● Goal of the exercise:
For each line below that contains the string "Nouvellistes", copy that line.

● Records from a collection:

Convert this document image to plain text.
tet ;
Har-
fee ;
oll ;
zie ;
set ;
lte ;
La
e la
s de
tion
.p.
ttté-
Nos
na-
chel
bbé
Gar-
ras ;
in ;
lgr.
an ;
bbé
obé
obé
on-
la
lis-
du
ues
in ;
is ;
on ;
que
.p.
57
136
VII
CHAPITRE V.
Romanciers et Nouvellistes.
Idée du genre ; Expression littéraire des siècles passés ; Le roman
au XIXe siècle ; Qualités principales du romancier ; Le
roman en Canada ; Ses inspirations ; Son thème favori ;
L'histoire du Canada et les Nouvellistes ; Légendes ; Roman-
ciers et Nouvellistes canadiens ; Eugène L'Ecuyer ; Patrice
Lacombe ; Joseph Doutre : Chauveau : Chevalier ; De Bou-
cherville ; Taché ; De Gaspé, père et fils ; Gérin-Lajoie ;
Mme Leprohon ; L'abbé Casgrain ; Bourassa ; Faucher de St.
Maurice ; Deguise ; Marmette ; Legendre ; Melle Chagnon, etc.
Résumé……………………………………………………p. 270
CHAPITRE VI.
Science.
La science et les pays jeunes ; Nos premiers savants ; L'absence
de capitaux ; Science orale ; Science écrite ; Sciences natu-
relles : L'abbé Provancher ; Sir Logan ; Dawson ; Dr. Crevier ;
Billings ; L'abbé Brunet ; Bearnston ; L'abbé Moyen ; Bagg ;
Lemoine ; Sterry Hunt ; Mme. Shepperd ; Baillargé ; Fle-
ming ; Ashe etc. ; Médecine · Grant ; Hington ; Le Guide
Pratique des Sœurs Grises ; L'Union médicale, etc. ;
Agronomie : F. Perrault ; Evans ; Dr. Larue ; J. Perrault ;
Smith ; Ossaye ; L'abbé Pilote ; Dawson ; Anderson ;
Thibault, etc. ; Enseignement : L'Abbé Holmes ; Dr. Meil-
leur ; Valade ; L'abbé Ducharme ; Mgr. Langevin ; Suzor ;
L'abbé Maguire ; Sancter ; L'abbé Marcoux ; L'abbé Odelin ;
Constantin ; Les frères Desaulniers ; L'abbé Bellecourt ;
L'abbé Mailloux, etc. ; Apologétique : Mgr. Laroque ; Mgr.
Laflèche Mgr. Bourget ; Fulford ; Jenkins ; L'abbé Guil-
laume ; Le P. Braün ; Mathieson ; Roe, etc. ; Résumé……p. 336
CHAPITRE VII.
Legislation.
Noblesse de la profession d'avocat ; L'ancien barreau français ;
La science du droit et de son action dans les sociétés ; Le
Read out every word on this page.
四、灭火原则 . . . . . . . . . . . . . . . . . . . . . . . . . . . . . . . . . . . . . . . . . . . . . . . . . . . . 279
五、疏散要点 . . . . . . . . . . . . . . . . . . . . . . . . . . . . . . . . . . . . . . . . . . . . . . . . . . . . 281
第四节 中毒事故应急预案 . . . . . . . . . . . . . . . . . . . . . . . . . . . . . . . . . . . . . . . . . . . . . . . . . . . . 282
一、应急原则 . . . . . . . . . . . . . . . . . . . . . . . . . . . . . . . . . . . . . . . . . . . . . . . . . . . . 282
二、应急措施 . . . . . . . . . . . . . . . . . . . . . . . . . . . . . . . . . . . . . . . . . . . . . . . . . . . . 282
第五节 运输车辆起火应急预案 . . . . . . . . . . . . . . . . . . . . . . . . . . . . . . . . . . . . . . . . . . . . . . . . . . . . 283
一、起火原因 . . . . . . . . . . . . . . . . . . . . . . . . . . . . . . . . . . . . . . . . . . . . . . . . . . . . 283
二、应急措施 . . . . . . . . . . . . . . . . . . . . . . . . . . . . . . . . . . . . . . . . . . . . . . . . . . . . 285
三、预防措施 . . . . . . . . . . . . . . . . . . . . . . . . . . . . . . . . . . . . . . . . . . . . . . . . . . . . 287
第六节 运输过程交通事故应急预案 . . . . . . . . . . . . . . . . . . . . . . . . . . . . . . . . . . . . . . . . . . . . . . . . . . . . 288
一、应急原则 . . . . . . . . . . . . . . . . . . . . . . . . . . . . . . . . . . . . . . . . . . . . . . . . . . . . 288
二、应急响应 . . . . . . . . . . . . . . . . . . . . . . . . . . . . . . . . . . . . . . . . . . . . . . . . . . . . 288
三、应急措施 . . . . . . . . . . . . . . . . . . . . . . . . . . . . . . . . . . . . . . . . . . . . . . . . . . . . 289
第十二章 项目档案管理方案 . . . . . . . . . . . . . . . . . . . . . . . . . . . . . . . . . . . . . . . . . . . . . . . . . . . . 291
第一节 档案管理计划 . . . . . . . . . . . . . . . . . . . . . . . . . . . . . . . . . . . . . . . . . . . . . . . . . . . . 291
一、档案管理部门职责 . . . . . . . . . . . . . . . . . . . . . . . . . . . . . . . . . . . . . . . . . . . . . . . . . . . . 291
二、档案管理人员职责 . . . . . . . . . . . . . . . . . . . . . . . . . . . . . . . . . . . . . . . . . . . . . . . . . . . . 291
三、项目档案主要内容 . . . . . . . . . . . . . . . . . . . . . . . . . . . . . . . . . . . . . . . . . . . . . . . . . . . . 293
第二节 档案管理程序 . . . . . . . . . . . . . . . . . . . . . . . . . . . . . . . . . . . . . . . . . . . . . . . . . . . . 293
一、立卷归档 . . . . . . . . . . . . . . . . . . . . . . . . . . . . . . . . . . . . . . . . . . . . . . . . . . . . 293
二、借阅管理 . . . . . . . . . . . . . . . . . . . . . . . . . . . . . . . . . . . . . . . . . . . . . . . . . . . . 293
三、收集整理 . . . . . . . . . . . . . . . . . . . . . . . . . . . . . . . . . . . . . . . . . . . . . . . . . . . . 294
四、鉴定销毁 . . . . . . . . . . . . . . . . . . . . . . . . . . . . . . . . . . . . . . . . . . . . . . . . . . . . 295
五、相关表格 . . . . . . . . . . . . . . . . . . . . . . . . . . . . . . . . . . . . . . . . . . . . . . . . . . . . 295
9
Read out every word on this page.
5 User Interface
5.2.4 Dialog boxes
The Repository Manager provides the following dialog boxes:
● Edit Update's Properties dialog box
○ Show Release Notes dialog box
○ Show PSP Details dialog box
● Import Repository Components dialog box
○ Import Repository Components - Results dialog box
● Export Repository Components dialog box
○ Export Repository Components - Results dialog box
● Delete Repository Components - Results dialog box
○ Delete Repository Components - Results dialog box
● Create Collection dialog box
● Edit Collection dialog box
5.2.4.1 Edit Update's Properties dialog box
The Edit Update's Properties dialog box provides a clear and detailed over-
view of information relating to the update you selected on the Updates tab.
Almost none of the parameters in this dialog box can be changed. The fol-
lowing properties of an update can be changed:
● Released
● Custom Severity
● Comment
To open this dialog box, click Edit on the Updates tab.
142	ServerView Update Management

● In response:
Romanciers et Nouvellistes.
L'histoire du Canada et les Nouvellistes ; Légendes ; Roman-
ciers et Nouvellistes canadiens ; Eugène L'Ecuyer ; Patrice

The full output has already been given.